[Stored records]
=====

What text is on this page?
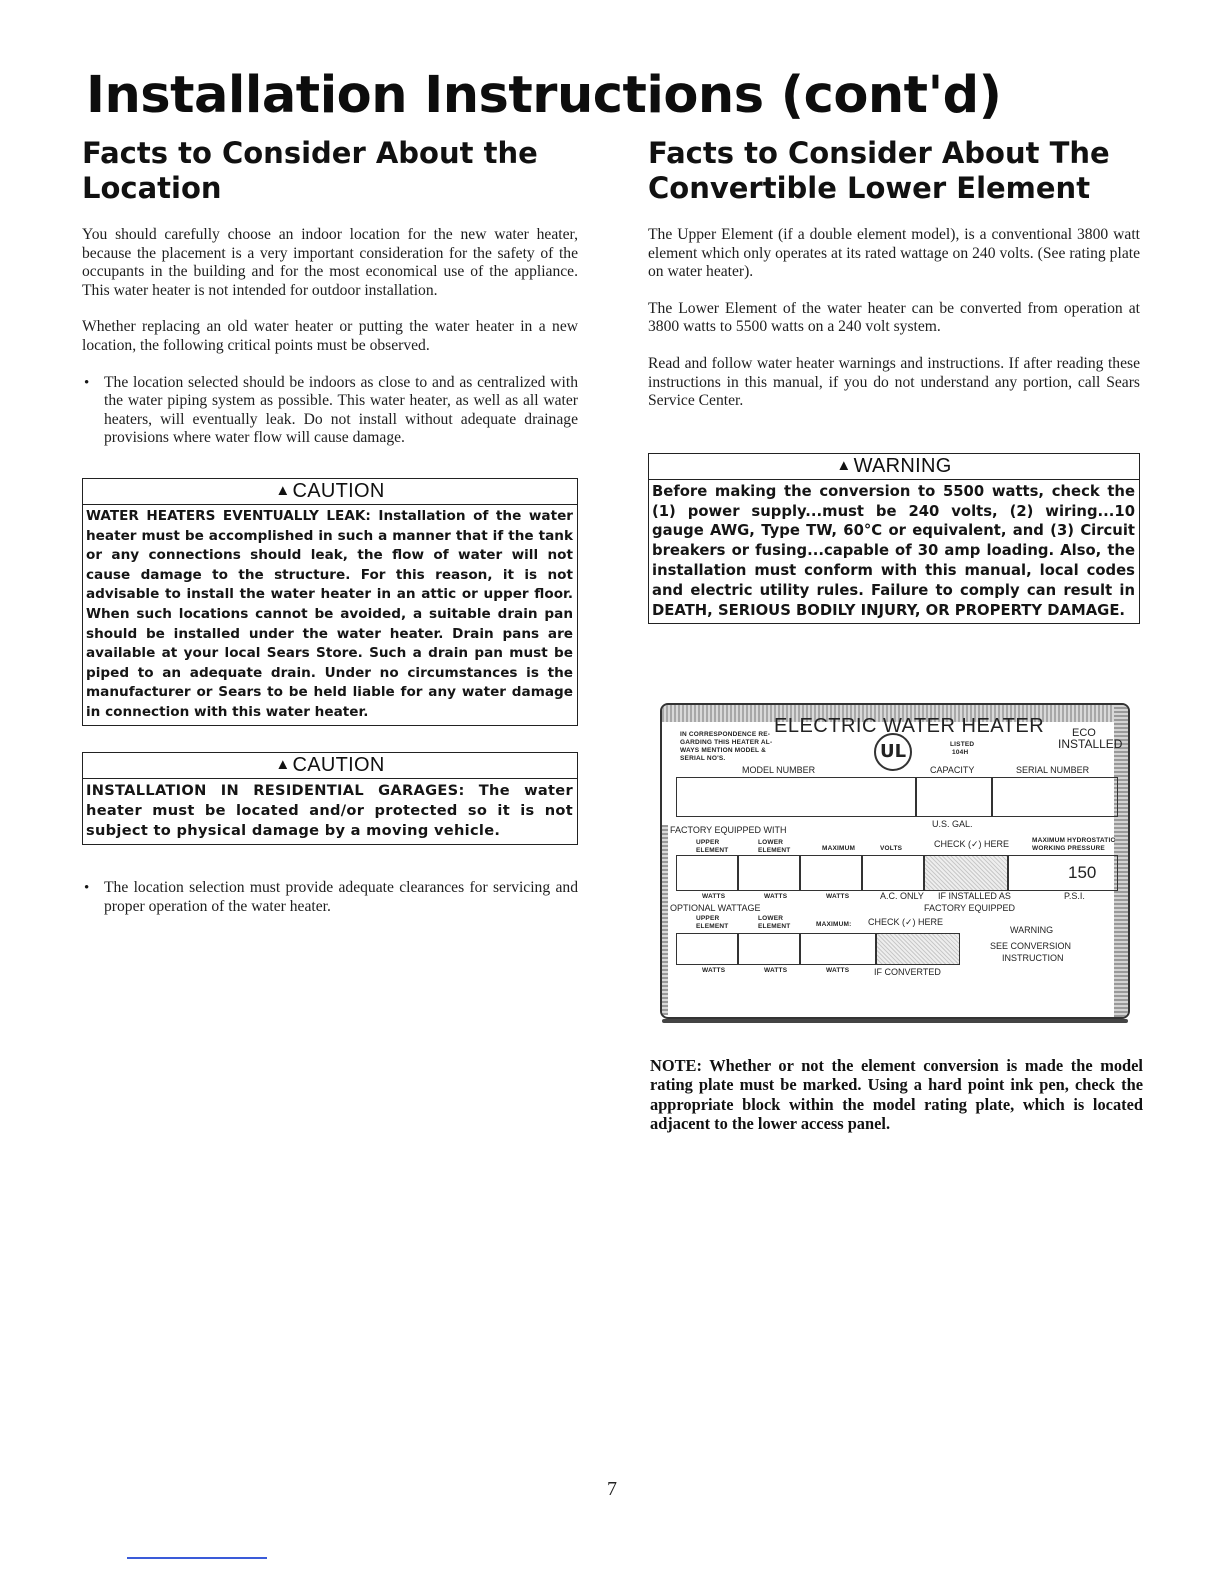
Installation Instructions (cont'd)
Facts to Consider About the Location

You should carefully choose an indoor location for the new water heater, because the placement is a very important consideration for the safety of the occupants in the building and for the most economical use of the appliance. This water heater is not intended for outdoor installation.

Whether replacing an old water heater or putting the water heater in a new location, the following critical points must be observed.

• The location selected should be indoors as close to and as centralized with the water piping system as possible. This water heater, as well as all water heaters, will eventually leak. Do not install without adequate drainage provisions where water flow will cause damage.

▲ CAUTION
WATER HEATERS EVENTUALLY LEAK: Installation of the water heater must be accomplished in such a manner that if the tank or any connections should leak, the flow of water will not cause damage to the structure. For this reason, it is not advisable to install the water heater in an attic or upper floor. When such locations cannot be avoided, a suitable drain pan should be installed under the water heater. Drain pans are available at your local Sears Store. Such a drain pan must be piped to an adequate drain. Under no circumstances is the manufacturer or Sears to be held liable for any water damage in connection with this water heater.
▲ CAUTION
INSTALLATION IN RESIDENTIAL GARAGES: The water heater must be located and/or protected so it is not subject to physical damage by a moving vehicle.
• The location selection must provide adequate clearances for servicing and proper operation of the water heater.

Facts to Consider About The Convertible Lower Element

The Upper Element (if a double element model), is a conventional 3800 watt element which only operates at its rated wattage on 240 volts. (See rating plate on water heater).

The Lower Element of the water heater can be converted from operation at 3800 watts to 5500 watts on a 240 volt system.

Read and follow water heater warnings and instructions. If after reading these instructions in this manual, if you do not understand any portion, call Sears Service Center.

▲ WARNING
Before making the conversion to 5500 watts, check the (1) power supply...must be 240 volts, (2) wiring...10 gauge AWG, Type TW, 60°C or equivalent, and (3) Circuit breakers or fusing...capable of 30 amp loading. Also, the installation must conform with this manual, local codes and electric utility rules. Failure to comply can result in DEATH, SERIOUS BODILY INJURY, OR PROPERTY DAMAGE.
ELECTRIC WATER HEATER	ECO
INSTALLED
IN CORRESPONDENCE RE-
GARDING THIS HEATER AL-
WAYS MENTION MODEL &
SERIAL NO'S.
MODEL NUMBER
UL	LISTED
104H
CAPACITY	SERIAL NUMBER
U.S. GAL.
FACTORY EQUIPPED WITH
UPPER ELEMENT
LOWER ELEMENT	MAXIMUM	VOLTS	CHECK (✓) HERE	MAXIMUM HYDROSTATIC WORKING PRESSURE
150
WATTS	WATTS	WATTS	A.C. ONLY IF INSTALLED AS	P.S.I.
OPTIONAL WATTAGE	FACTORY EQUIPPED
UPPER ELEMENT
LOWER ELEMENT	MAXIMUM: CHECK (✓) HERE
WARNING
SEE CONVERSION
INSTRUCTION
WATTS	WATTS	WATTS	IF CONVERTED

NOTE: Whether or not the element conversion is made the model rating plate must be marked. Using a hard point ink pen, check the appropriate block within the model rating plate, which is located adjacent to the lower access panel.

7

=====

Without including any pictures, print each record exactly.

What text is on this page?
Installation Instructions (cont'd)
Facts to Consider About the Location

You should carefully choose an indoor location for the new water heater, because the placement is a very important consideration for the safety of the occupants in the building and for the most economical use of the appliance. This water heater is not intended for outdoor installation.

Whether replacing an old water heater or putting the water heater in a new location, the following critical points must be observed.

• The location selected should be indoors as close to and as centralized with the water piping system as possible. This water heater, as well as all water heaters, will eventually leak. Do not install without adequate drainage provisions where water flow will cause damage.

▲ CAUTION
WATER HEATERS EVENTUALLY LEAK: Installation of the water heater must be accomplished in such a manner that if the tank or any connections should leak, the flow of water will not cause damage to the structure. For this reason, it is not advisable to install the water heater in an attic or upper floor. When such locations cannot be avoided, a suitable drain pan should be installed under the water heater. Drain pans are available at your local Sears Store. Such a drain pan must be piped to an adequate drain. Under no circumstances is the manufacturer or Sears to be held liable for any water damage in connection with this water heater.
▲ CAUTION
INSTALLATION IN RESIDENTIAL GARAGES: The water heater must be located and/or protected so it is not subject to physical damage by a moving vehicle.
• The location selection must provide adequate clearances for servicing and proper operation of the water heater.

Facts to Consider About The Convertible Lower Element

The Upper Element (if a double element model), is a conventional 3800 watt element which only operates at its rated wattage on 240 volts. (See rating plate on water heater).

The Lower Element of the water heater can be converted from operation at 3800 watts to 5500 watts on a 240 volt system.

Read and follow water heater warnings and instructions. If after reading these instructions in this manual, if you do not understand any portion, call Sears Service Center.

▲ WARNING
Before making the conversion to 5500 watts, check the (1) power supply...must be 240 volts, (2) wiring...10 gauge AWG, Type TW, 60°C or equivalent, and (3) Circuit breakers or fusing...capable of 30 amp loading. Also, the installation must conform with this manual, local codes and electric utility rules. Failure to comply can result in DEATH, SERIOUS BODILY INJURY, OR PROPERTY DAMAGE.
ELECTRIC WATER HEATER	ECO
INSTALLED
IN CORRESPONDENCE RE-
GARDING THIS HEATER AL-
WAYS MENTION MODEL &
SERIAL NO'S.
MODEL NUMBER
UL	LISTED
104H
CAPACITY	SERIAL NUMBER
U.S. GAL.
FACTORY EQUIPPED WITH
UPPER ELEMENT
LOWER ELEMENT	MAXIMUM	VOLTS	CHECK (✓) HERE	MAXIMUM HYDROSTATIC WORKING PRESSURE
150
WATTS	WATTS	WATTS	A.C. ONLY IF INSTALLED AS	P.S.I.
OPTIONAL WATTAGE	FACTORY EQUIPPED
UPPER ELEMENT
LOWER ELEMENT	MAXIMUM: CHECK (✓) HERE
WARNING
SEE CONVERSION
INSTRUCTION
WATTS	WATTS	WATTS	IF CONVERTED

NOTE: Whether or not the element conversion is made the model rating plate must be marked. Using a hard point ink pen, check the appropriate block within the model rating plate, which is located adjacent to the lower access panel.

7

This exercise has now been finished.